- _EXERCISE OBJECTIVE_: Leaving out the pictures, transcribe all of the records faithfully.
* * *
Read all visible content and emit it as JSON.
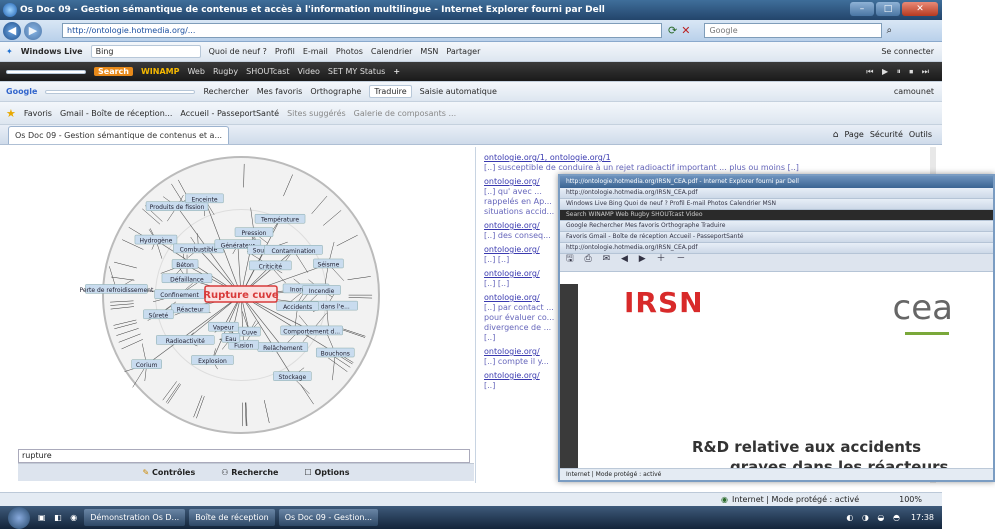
{
  "browser": {
    "title": "Os Doc 09 - Gestion sémantique de contenus et accès à l'information multilingue - Internet Explorer fourni par Dell",
    "address": "http://ontologie.hotmedia.org/...",
    "search_placeholder": "Google",
    "win_buttons": [
      "–",
      "□",
      "✕"
    ]
  },
  "toolbar_windowslive": {
    "brand": "Windows Live",
    "search": "Bing",
    "items": [
      "Quoi de neuf ?",
      "Profil",
      "E-mail",
      "Photos",
      "Calendrier",
      "MSN",
      "Partager"
    ],
    "signin": "Se connecter"
  },
  "toolbar_winamp": {
    "search_label": "Search",
    "brand": "WINAMP",
    "items": [
      "Web",
      "Rugby",
      "SHOUTcast",
      "Video",
      "SET MY Status"
    ]
  },
  "toolbar_google": {
    "brand": "Google",
    "items": [
      "Rechercher",
      "Mes favoris",
      "Orthographe",
      "Traduire",
      "Saisie automatique"
    ],
    "user": "camounet"
  },
  "favorites_bar": {
    "items": [
      "Favoris",
      "Gmail - Boîte de réception...",
      "Accueil - PasseportSanté",
      "Sites suggérés",
      "Galerie de composants ..."
    ]
  },
  "tab": {
    "label": "Os Doc 09 - Gestion sémantique de contenus et a..."
  },
  "command_bar": {
    "items": [
      "Page",
      "Sécurité",
      "Outils"
    ]
  },
  "graph": {
    "center_node": "Rupture cuve",
    "nodes": [
      "Rejet dans l'e...",
      "Accidents",
      "Comportement d...",
      "Bouchons",
      "Relâchement",
      "Stockage",
      "Cuve",
      "Fusion",
      "Eau",
      "Explosion",
      "Vapeur",
      "Corium",
      "Radioactivité",
      "Réacteur",
      "Sûreté",
      "Confinement",
      "Perte de refroidissement",
      "Défaillance",
      "Béton",
      "Hydrogène",
      "Combustible",
      "Produits de fission",
      "Enceinte",
      "Générateur",
      "Pression",
      "Température",
      "Sources",
      "Criticité",
      "Contamination",
      "Séisme",
      "Inondation",
      "Incendie"
    ],
    "search_value": "rupture",
    "controls": [
      "Contrôles",
      "Recherche",
      "Options"
    ]
  },
  "results": {
    "items": [
      {
        "link": "ontologie.org/1, ontologie.org/1",
        "snippet": "[..] susceptible de conduire à un rejet radioactif important ... plus ou moins [..]"
      },
      {
        "link": "ontologie.org/",
        "snippet": "[..] qu' avec ..."
      },
      {
        "link": "",
        "snippet": "rappelés en Ap..."
      },
      {
        "link": "",
        "snippet": "situations accid..."
      },
      {
        "link": "ontologie.org/",
        "snippet": "[..] des conseq..."
      },
      {
        "link": "ontologie.org/",
        "snippet": "[..] [..]"
      },
      {
        "link": "ontologie.org/",
        "snippet": "[..] [..]"
      },
      {
        "link": "ontologie.org/",
        "snippet": "[..] par contact ..."
      },
      {
        "link": "",
        "snippet": "pour évaluer co..."
      },
      {
        "link": "",
        "snippet": "divergence de ..."
      },
      {
        "link": "",
        "snippet": "[..]"
      },
      {
        "link": "ontologie.org/",
        "snippet": "[..] compte il y..."
      },
      {
        "link": "ontologie.org/",
        "snippet": "[..]"
      }
    ]
  },
  "popup": {
    "title": "http://ontologie.hotmedia.org/IRSN_CEA.pdf - Internet Explorer fourni par Dell",
    "rows": [
      "http://ontologie.hotmedia.org/IRSN_CEA.pdf",
      "Windows Live  Bing  Quoi de neuf ?  Profil  E-mail  Photos  Calendrier  MSN",
      "Search  WINAMP  Web  Rugby  SHOUTcast  Video",
      "Google  Rechercher  Mes favoris  Orthographe  Traduire",
      "Favoris  Gmail - Boîte de réception  Accueil - PasseportSanté",
      "http://ontologie.hotmedia.org/IRSN_CEA.pdf"
    ],
    "irsn": "IRSN",
    "cea": "cea",
    "pdf_title": "R&D relative aux accidents",
    "pdf_subtitle": "graves dans les réacteurs",
    "status": "Internet | Mode protégé : activé"
  },
  "status_bar": {
    "zone": "Internet | Mode protégé : activé",
    "zoom": "100%"
  },
  "taskbar": {
    "tasks": [
      "Démonstration Os D...",
      "Boîte de réception",
      "Os Doc 09 - Gestion..."
    ],
    "clock": "17:38"
  },
  "colors": {
    "accent": "#2a5a96",
    "center_node": "#d83a3a",
    "node_fill": "#c9dcef"
  }
}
* * *
- _EXPECTED OUTPUT_:
Read all visible content and emit it as JSON.
{
  "browser": {
    "title": "Os Doc 09 - Gestion sémantique de contenus et accès à l'information multilingue - Internet Explorer fourni par Dell",
    "address": "http://ontologie.hotmedia.org/...",
    "search_placeholder": "Google",
    "win_buttons": [
      "–",
      "□",
      "✕"
    ]
  },
  "toolbar_windowslive": {
    "brand": "Windows Live",
    "search": "Bing",
    "items": [
      "Quoi de neuf ?",
      "Profil",
      "E-mail",
      "Photos",
      "Calendrier",
      "MSN",
      "Partager"
    ],
    "signin": "Se connecter"
  },
  "toolbar_winamp": {
    "search_label": "Search",
    "brand": "WINAMP",
    "items": [
      "Web",
      "Rugby",
      "SHOUTcast",
      "Video",
      "SET MY Status"
    ]
  },
  "toolbar_google": {
    "brand": "Google",
    "items": [
      "Rechercher",
      "Mes favoris",
      "Orthographe",
      "Traduire",
      "Saisie automatique"
    ],
    "user": "camounet"
  },
  "favorites_bar": {
    "items": [
      "Favoris",
      "Gmail - Boîte de réception...",
      "Accueil - PasseportSanté",
      "Sites suggérés",
      "Galerie de composants ..."
    ]
  },
  "tab": {
    "label": "Os Doc 09 - Gestion sémantique de contenus et a..."
  },
  "command_bar": {
    "items": [
      "Page",
      "Sécurité",
      "Outils"
    ]
  },
  "graph": {
    "center_node": "Rupture cuve",
    "nodes": [
      "Rejet dans l'e...",
      "Accidents",
      "Comportement d...",
      "Bouchons",
      "Relâchement",
      "Stockage",
      "Cuve",
      "Fusion",
      "Eau",
      "Explosion",
      "Vapeur",
      "Corium",
      "Radioactivité",
      "Réacteur",
      "Sûreté",
      "Confinement",
      "Perte de refroidissement",
      "Défaillance",
      "Béton",
      "Hydrogène",
      "Combustible",
      "Produits de fission",
      "Enceinte",
      "Générateur",
      "Pression",
      "Température",
      "Sources",
      "Criticité",
      "Contamination",
      "Séisme",
      "Inondation",
      "Incendie"
    ],
    "search_value": "rupture",
    "controls": [
      "Contrôles",
      "Recherche",
      "Options"
    ]
  },
  "results": {
    "items": [
      {
        "link": "ontologie.org/1, ontologie.org/1",
        "snippet": "[..] susceptible de conduire à un rejet radioactif important ... plus ou moins [..]"
      },
      {
        "link": "ontologie.org/",
        "snippet": "[..] qu' avec ..."
      },
      {
        "link": "",
        "snippet": "rappelés en Ap..."
      },
      {
        "link": "",
        "snippet": "situations accid..."
      },
      {
        "link": "ontologie.org/",
        "snippet": "[..] des conseq..."
      },
      {
        "link": "ontologie.org/",
        "snippet": "[..] [..]"
      },
      {
        "link": "ontologie.org/",
        "snippet": "[..] [..]"
      },
      {
        "link": "ontologie.org/",
        "snippet": "[..] par contact ..."
      },
      {
        "link": "",
        "snippet": "pour évaluer co..."
      },
      {
        "link": "",
        "snippet": "divergence de ..."
      },
      {
        "link": "",
        "snippet": "[..]"
      },
      {
        "link": "ontologie.org/",
        "snippet": "[..] compte il y..."
      },
      {
        "link": "ontologie.org/",
        "snippet": "[..]"
      }
    ]
  },
  "popup": {
    "title": "http://ontologie.hotmedia.org/IRSN_CEA.pdf - Internet Explorer fourni par Dell",
    "rows": [
      "http://ontologie.hotmedia.org/IRSN_CEA.pdf",
      "Windows Live  Bing  Quoi de neuf ?  Profil  E-mail  Photos  Calendrier  MSN",
      "Search  WINAMP  Web  Rugby  SHOUTcast  Video",
      "Google  Rechercher  Mes favoris  Orthographe  Traduire",
      "Favoris  Gmail - Boîte de réception  Accueil - PasseportSanté",
      "http://ontologie.hotmedia.org/IRSN_CEA.pdf"
    ],
    "irsn": "IRSN",
    "cea": "cea",
    "pdf_title": "R&D relative aux accidents",
    "pdf_subtitle": "graves dans les réacteurs",
    "status": "Internet | Mode protégé : activé"
  },
  "status_bar": {
    "zone": "Internet | Mode protégé : activé",
    "zoom": "100%"
  },
  "taskbar": {
    "tasks": [
      "Démonstration Os D...",
      "Boîte de réception",
      "Os Doc 09 - Gestion..."
    ],
    "clock": "17:38"
  },
  "colors": {
    "accent": "#2a5a96",
    "center_node": "#d83a3a",
    "node_fill": "#c9dcef"
  }
}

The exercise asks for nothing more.